▶ Description of the task
In the material below, the lines containing the word "写在本试卷上无效" are required; copy each of them.

▶ Source material
-------

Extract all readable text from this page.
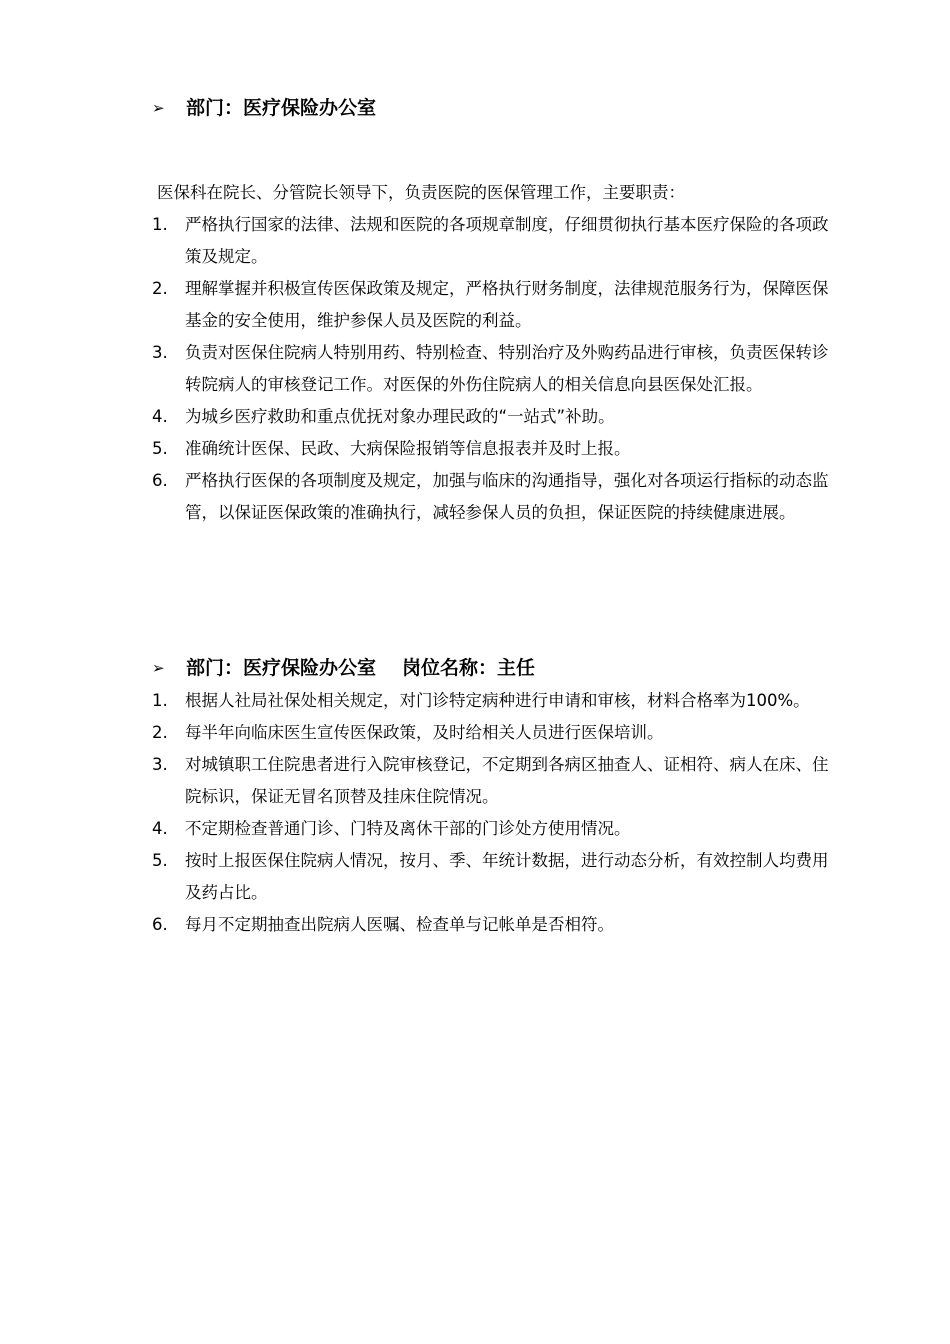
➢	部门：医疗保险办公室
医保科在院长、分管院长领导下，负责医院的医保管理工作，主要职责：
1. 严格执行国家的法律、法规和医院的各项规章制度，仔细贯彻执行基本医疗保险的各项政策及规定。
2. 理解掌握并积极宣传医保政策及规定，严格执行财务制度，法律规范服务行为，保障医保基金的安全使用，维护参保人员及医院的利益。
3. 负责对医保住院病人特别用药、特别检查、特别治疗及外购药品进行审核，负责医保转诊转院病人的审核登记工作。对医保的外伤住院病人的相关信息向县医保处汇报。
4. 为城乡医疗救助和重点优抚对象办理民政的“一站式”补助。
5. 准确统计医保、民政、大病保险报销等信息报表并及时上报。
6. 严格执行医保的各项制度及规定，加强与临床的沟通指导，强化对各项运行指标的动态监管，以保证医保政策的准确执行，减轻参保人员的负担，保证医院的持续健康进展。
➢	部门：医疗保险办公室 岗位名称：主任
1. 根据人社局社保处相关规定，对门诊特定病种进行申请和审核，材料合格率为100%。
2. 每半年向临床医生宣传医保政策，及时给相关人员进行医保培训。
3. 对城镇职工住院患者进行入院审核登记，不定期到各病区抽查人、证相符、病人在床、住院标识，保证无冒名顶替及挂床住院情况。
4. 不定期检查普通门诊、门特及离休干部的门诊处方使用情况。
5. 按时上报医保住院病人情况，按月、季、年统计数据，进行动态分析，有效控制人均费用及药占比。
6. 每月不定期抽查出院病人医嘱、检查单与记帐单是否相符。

-------

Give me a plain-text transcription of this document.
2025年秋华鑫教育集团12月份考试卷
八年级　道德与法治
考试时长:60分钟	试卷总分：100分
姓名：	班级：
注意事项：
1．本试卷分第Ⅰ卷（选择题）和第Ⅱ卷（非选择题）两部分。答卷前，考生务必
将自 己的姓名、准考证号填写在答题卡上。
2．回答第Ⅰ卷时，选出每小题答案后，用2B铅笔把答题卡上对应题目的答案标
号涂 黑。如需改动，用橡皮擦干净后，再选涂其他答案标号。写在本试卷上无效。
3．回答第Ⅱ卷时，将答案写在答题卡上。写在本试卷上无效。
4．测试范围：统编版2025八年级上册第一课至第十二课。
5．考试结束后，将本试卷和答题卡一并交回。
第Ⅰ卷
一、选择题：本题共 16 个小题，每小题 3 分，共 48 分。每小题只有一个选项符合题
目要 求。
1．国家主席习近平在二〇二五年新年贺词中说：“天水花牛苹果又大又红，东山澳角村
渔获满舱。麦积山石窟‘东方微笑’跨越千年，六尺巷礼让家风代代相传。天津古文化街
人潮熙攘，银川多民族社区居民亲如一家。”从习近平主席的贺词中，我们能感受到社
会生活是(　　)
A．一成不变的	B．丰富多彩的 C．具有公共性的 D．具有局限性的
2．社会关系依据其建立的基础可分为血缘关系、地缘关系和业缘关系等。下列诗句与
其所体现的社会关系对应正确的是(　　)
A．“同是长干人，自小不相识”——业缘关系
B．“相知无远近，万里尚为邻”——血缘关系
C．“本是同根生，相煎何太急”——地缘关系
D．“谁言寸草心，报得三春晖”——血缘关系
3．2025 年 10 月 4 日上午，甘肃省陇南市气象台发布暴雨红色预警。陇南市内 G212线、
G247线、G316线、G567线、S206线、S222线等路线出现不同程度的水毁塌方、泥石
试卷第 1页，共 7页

-------

▶ Result of this exercise
号涂 黑。如需改动，用橡皮擦干净后，再选涂其他答案标号。写在本试卷上无效。
3．回答第Ⅱ卷时，将答案写在答题卡上。写在本试卷上无效。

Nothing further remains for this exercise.